:: INPUT RECORDS

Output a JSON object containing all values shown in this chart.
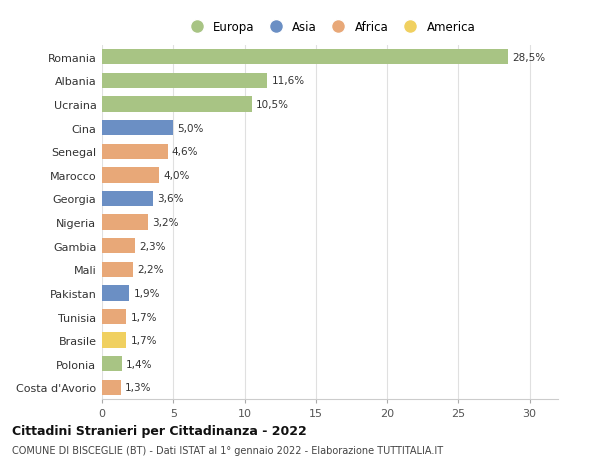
{
  "countries": [
    "Romania",
    "Albania",
    "Ucraina",
    "Cina",
    "Senegal",
    "Marocco",
    "Georgia",
    "Nigeria",
    "Gambia",
    "Mali",
    "Pakistan",
    "Tunisia",
    "Brasile",
    "Polonia",
    "Costa d'Avorio"
  ],
  "values": [
    28.5,
    11.6,
    10.5,
    5.0,
    4.6,
    4.0,
    3.6,
    3.2,
    2.3,
    2.2,
    1.9,
    1.7,
    1.7,
    1.4,
    1.3
  ],
  "labels": [
    "28,5%",
    "11,6%",
    "10,5%",
    "5,0%",
    "4,6%",
    "4,0%",
    "3,6%",
    "3,2%",
    "2,3%",
    "2,2%",
    "1,9%",
    "1,7%",
    "1,7%",
    "1,4%",
    "1,3%"
  ],
  "continents": [
    "Europa",
    "Europa",
    "Europa",
    "Asia",
    "Africa",
    "Africa",
    "Asia",
    "Africa",
    "Africa",
    "Africa",
    "Asia",
    "Africa",
    "America",
    "Europa",
    "Africa"
  ],
  "colors": {
    "Europa": "#a8c484",
    "Asia": "#6b8fc4",
    "Africa": "#e8a878",
    "America": "#f0d060"
  },
  "xlim": [
    0,
    32
  ],
  "xticks": [
    0,
    5,
    10,
    15,
    20,
    25,
    30
  ],
  "title": "Cittadini Stranieri per Cittadinanza - 2022",
  "subtitle": "COMUNE DI BISCEGLIE (BT) - Dati ISTAT al 1° gennaio 2022 - Elaborazione TUTTITALIA.IT",
  "bg_color": "#ffffff",
  "grid_color": "#e0e0e0",
  "bar_height": 0.65
}
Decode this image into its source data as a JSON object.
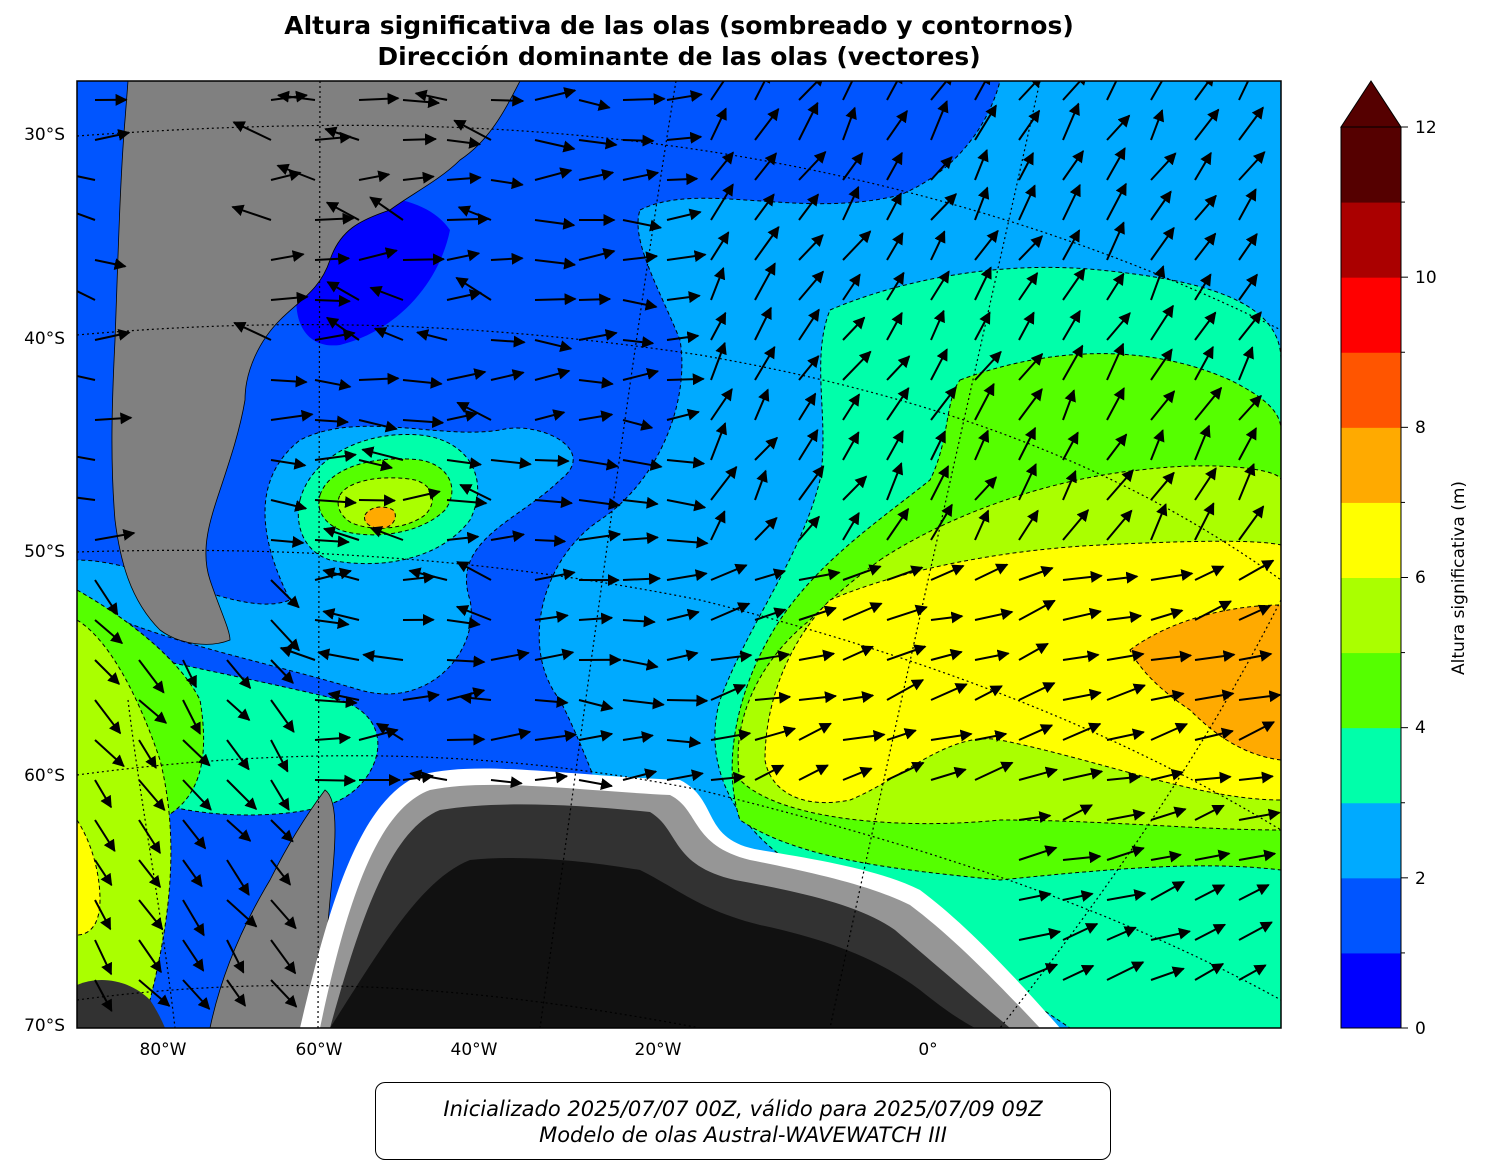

::::

*TASK TO CARRY OUT:*
Reproduce the full listing faithfully, but do not carry over any pictures.

*CORRECT RESPONSE:*
Output a JSON object containing all values shown in this chart.
{
  "countries": [
    "Romania",
    "Albania",
    "Ucraina",
    "Cina",
    "Senegal",
    "Marocco",
    "Georgia",
    "Nigeria",
    "Gambia",
    "Mali",
    "Pakistan",
    "Tunisia",
    "Brasile",
    "Polonia",
    "Costa d'Avorio"
  ],
  "values": [
    28.5,
    11.6,
    10.5,
    5.0,
    4.6,
    4.0,
    3.6,
    3.2,
    2.3,
    2.2,
    1.9,
    1.7,
    1.7,
    1.4,
    1.3
  ],
  "labels": [
    "28,5%",
    "11,6%",
    "10,5%",
    "5,0%",
    "4,6%",
    "4,0%",
    "3,6%",
    "3,2%",
    "2,3%",
    "2,2%",
    "1,9%",
    "1,7%",
    "1,7%",
    "1,4%",
    "1,3%"
  ],
  "continents": [
    "Europa",
    "Europa",
    "Europa",
    "Asia",
    "Africa",
    "Africa",
    "Asia",
    "Africa",
    "Africa",
    "Africa",
    "Asia",
    "Africa",
    "America",
    "Europa",
    "Africa"
  ],
  "colors": {
    "Europa": "#a8c484",
    "Asia": "#6b8fc4",
    "Africa": "#e8a878",
    "America": "#f0d060"
  },
  "xlim": [
    0,
    32
  ],
  "xticks": [
    0,
    5,
    10,
    15,
    20,
    25,
    30
  ],
  "title": "Cittadini Stranieri per Cittadinanza - 2022",
  "subtitle": "COMUNE DI BISCEGLIE (BT) - Dati ISTAT al 1° gennaio 2022 - Elaborazione TUTTITALIA.IT",
  "bg_color": "#ffffff",
  "grid_color": "#e0e0e0",
  "bar_height": 0.65
}
Decode this image into its source data as a JSON object.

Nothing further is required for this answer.